**What is required**
Return all lines in the material below that contain "Water".

━━ Data listing

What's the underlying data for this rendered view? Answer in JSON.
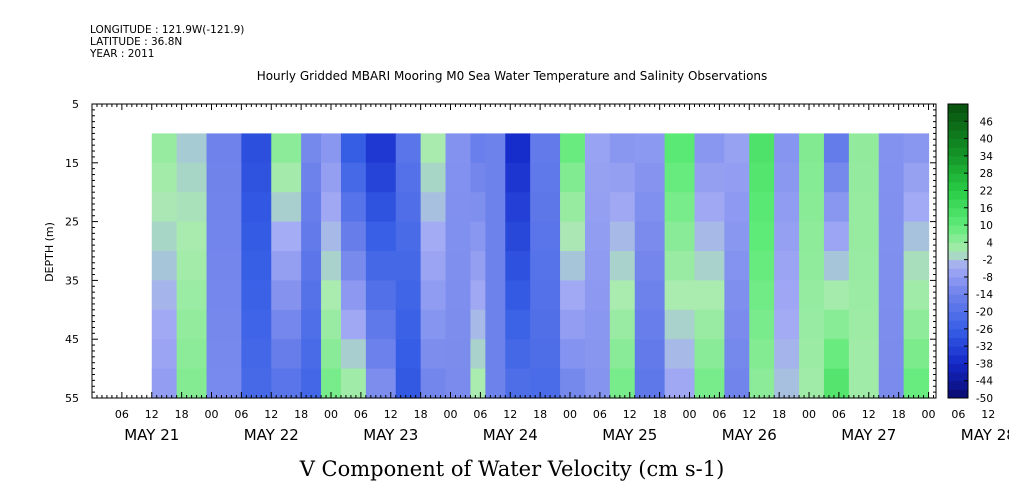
{
  "header": {
    "longitude_line": "LONGITUDE : 121.9W(-121.9)",
    "latitude_line": "LATITUDE : 36.8N",
    "year_line": "YEAR : 2011"
  },
  "chart_data": {
    "type": "heatmap",
    "title": "Hourly Gridded MBARI Mooring M0 Sea Water Temperature and Salinity Observations",
    "xlabel": "",
    "ylabel": "DEPTH (m)",
    "bottom_title": "V Component of Water Velocity (cm s-1)",
    "x_hour_ticks": [
      "06",
      "12",
      "18",
      "00",
      "06",
      "12",
      "18",
      "00",
      "06",
      "12",
      "18",
      "00",
      "06",
      "12",
      "18",
      "00",
      "06",
      "12",
      "18",
      "00",
      "06",
      "12",
      "18",
      "00",
      "06",
      "12",
      "18",
      "00",
      "06",
      "12",
      "18",
      "00"
    ],
    "x_day_labels": [
      "MAY 21",
      "MAY 22",
      "MAY 23",
      "MAY 24",
      "MAY 25",
      "MAY 26",
      "MAY 27",
      "MAY 28"
    ],
    "xlim_hours_since_may21_00": [
      0,
      169.5
    ],
    "data_start_hour": 12,
    "y_ticks": [
      5,
      15,
      25,
      35,
      45,
      55
    ],
    "ylim": [
      5,
      55
    ],
    "data_depth_range": [
      10,
      55
    ],
    "colorbar": {
      "labels": [
        "46",
        "40",
        "34",
        "28",
        "22",
        "16",
        "10",
        "4",
        "-2",
        "-8",
        "-14",
        "-20",
        "-26",
        "-32",
        "-38",
        "-44",
        "-50"
      ],
      "min": -50,
      "max": 52,
      "step": 3
    },
    "velocity_field_segments": [
      {
        "start_hour": 12,
        "end_hour": 17,
        "top": 4,
        "bottom": -8
      },
      {
        "start_hour": 17,
        "end_hour": 23,
        "top": -2,
        "bottom": 6
      },
      {
        "start_hour": 23,
        "end_hour": 30,
        "top": -14,
        "bottom": -12
      },
      {
        "start_hour": 30,
        "end_hour": 36,
        "top": -30,
        "bottom": -22
      },
      {
        "start_hour": 36,
        "end_hour": 42,
        "top": 6,
        "bottom": -20
      },
      {
        "start_hour": 42,
        "end_hour": 46,
        "top": -12,
        "bottom": -24
      },
      {
        "start_hour": 46,
        "end_hour": 50,
        "top": -10,
        "bottom": 8
      },
      {
        "start_hour": 50,
        "end_hour": 55,
        "top": -28,
        "bottom": 4
      },
      {
        "start_hour": 55,
        "end_hour": 61,
        "top": -36,
        "bottom": -10
      },
      {
        "start_hour": 61,
        "end_hour": 66,
        "top": -18,
        "bottom": -28
      },
      {
        "start_hour": 66,
        "end_hour": 71,
        "top": 2,
        "bottom": -14
      },
      {
        "start_hour": 71,
        "end_hour": 76,
        "top": -10,
        "bottom": -12
      },
      {
        "start_hour": 76,
        "end_hour": 79,
        "top": -16,
        "bottom": 2
      },
      {
        "start_hour": 79,
        "end_hour": 83,
        "top": -14,
        "bottom": -14
      },
      {
        "start_hour": 83,
        "end_hour": 88,
        "top": -38,
        "bottom": -20
      },
      {
        "start_hour": 88,
        "end_hour": 94,
        "top": -16,
        "bottom": -22
      },
      {
        "start_hour": 94,
        "end_hour": 99,
        "top": 10,
        "bottom": -14
      },
      {
        "start_hour": 99,
        "end_hour": 104,
        "top": -6,
        "bottom": -10
      },
      {
        "start_hour": 104,
        "end_hour": 109,
        "top": -10,
        "bottom": 8
      },
      {
        "start_hour": 109,
        "end_hour": 115,
        "top": -8,
        "bottom": -18
      },
      {
        "start_hour": 115,
        "end_hour": 121,
        "top": 12,
        "bottom": -6
      },
      {
        "start_hour": 121,
        "end_hour": 127,
        "top": -10,
        "bottom": 8
      },
      {
        "start_hour": 127,
        "end_hour": 132,
        "top": -6,
        "bottom": -14
      },
      {
        "start_hour": 132,
        "end_hour": 137,
        "top": 14,
        "bottom": 4
      },
      {
        "start_hour": 137,
        "end_hour": 142,
        "top": -10,
        "bottom": -2
      },
      {
        "start_hour": 142,
        "end_hour": 147,
        "top": 6,
        "bottom": 2
      },
      {
        "start_hour": 147,
        "end_hour": 152,
        "top": -18,
        "bottom": 14
      },
      {
        "start_hour": 152,
        "end_hour": 158,
        "top": 4,
        "bottom": 2
      },
      {
        "start_hour": 158,
        "end_hour": 163,
        "top": -10,
        "bottom": -12
      },
      {
        "start_hour": 163,
        "end_hour": 168,
        "top": -10,
        "bottom": 10
      }
    ]
  }
}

━━━━

**Correct answer**
    "title": "Hourly Gridded MBARI Mooring M0 Sea Water Temperature and Salinity Observations",
    "bottom_title": "V Component of Water Velocity (cm s-1)",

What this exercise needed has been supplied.